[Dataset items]

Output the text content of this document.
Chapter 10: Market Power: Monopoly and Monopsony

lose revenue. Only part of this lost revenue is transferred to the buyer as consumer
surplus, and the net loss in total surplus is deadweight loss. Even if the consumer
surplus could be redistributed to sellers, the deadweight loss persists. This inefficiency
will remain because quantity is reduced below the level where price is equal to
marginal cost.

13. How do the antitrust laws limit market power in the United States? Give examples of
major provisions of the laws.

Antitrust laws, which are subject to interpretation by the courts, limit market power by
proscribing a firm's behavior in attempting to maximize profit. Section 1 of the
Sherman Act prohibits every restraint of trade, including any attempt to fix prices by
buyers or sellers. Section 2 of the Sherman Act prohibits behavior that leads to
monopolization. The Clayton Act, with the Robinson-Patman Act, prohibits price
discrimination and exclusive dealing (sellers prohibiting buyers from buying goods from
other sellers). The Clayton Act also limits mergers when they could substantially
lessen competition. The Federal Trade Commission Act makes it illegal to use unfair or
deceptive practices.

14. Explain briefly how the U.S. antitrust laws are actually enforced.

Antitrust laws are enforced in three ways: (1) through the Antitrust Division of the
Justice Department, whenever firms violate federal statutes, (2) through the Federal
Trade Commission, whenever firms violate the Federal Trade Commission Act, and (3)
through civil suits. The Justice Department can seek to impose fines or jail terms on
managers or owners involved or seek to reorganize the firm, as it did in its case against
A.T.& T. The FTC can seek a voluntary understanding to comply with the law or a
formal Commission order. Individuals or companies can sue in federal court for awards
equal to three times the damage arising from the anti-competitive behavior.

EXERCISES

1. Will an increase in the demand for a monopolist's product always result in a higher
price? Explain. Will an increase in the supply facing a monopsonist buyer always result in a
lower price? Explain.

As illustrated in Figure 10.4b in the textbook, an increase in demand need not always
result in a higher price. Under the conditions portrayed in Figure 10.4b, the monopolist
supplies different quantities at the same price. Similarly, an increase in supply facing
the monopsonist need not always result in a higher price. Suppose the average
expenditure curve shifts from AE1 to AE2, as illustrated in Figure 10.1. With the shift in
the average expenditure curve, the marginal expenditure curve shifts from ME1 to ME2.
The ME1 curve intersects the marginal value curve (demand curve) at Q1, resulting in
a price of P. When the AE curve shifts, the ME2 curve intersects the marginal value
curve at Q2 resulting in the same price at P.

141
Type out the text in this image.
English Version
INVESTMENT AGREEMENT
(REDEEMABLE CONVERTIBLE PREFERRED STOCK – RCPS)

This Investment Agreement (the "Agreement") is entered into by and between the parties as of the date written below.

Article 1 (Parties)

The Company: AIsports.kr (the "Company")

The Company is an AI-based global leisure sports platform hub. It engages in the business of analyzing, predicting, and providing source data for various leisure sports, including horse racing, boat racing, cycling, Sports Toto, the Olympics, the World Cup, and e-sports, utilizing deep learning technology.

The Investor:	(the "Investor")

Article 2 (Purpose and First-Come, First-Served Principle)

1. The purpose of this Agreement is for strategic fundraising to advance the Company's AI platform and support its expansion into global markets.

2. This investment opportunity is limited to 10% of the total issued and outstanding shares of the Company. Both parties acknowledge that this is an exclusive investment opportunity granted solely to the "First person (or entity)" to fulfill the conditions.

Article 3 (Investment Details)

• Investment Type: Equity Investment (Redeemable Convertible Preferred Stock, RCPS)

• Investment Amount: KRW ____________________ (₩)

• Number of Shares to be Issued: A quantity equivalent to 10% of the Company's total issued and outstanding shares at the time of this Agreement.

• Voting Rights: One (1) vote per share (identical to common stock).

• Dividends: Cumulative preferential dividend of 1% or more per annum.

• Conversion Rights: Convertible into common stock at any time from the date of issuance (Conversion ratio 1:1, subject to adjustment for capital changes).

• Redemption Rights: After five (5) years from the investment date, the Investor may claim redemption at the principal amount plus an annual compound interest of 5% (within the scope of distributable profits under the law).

TASK DETAILS:
Write out every record verbatim.

RESULT BELOW:
Output the text content of this document.
Chapter 10: Market Power: Monopoly and Monopsony

lose revenue. Only part of this lost revenue is transferred to the buyer as consumer
surplus, and the net loss in total surplus is deadweight loss. Even if the consumer
surplus could be redistributed to sellers, the deadweight loss persists. This inefficiency
will remain because quantity is reduced below the level where price is equal to
marginal cost.

13. How do the antitrust laws limit market power in the United States? Give examples of
major provisions of the laws.

Antitrust laws, which are subject to interpretation by the courts, limit market power by
proscribing a firm's behavior in attempting to maximize profit. Section 1 of the
Sherman Act prohibits every restraint of trade, including any attempt to fix prices by
buyers or sellers. Section 2 of the Sherman Act prohibits behavior that leads to
monopolization. The Clayton Act, with the Robinson-Patman Act, prohibits price
discrimination and exclusive dealing (sellers prohibiting buyers from buying goods from
other sellers). The Clayton Act also limits mergers when they could substantially
lessen competition. The Federal Trade Commission Act makes it illegal to use unfair or
deceptive practices.

14. Explain briefly how the U.S. antitrust laws are actually enforced.

Antitrust laws are enforced in three ways: (1) through the Antitrust Division of the
Justice Department, whenever firms violate federal statutes, (2) through the Federal
Trade Commission, whenever firms violate the Federal Trade Commission Act, and (3)
through civil suits. The Justice Department can seek to impose fines or jail terms on
managers or owners involved or seek to reorganize the firm, as it did in its case against
A.T.& T. The FTC can seek a voluntary understanding to comply with the law or a
formal Commission order. Individuals or companies can sue in federal court for awards
equal to three times the damage arising from the anti-competitive behavior.

EXERCISES

1. Will an increase in the demand for a monopolist's product always result in a higher
price? Explain. Will an increase in the supply facing a monopsonist buyer always result in a
lower price? Explain.

As illustrated in Figure 10.4b in the textbook, an increase in demand need not always
result in a higher price. Under the conditions portrayed in Figure 10.4b, the monopolist
supplies different quantities at the same price. Similarly, an increase in supply facing
the monopsonist need not always result in a higher price. Suppose the average
expenditure curve shifts from AE1 to AE2, as illustrated in Figure 10.1. With the shift in
the average expenditure curve, the marginal expenditure curve shifts from ME1 to ME2.
The ME1 curve intersects the marginal value curve (demand curve) at Q1, resulting in
a price of P. When the AE curve shifts, the ME2 curve intersects the marginal value
curve at Q2 resulting in the same price at P.

141
Type out the text in this image.
English Version
INVESTMENT AGREEMENT
(REDEEMABLE CONVERTIBLE PREFERRED STOCK – RCPS)

This Investment Agreement (the "Agreement") is entered into by and between the parties as of the date written below.

Article 1 (Parties)

The Company: AIsports.kr (the "Company")

The Company is an AI-based global leisure sports platform hub. It engages in the business of analyzing, predicting, and providing source data for various leisure sports, including horse racing, boat racing, cycling, Sports Toto, the Olympics, the World Cup, and e-sports, utilizing deep learning technology.

The Investor:	(the "Investor")

Article 2 (Purpose and First-Come, First-Served Principle)

1. The purpose of this Agreement is for strategic fundraising to advance the Company's AI platform and support its expansion into global markets.

2. This investment opportunity is limited to 10% of the total issued and outstanding shares of the Company. Both parties acknowledge that this is an exclusive investment opportunity granted solely to the "First person (or entity)" to fulfill the conditions.

Article 3 (Investment Details)

• Investment Type: Equity Investment (Redeemable Convertible Preferred Stock, RCPS)

• Investment Amount: KRW ____________________ (₩)

• Number of Shares to be Issued: A quantity equivalent to 10% of the Company's total issued and outstanding shares at the time of this Agreement.

• Voting Rights: One (1) vote per share (identical to common stock).

• Dividends: Cumulative preferential dividend of 1% or more per annum.

• Conversion Rights: Convertible into common stock at any time from the date of issuance (Conversion ratio 1:1, subject to adjustment for capital changes).

• Redemption Rights: After five (5) years from the investment date, the Investor may claim redemption at the principal amount plus an annual compound interest of 5% (within the scope of distributable profits under the law).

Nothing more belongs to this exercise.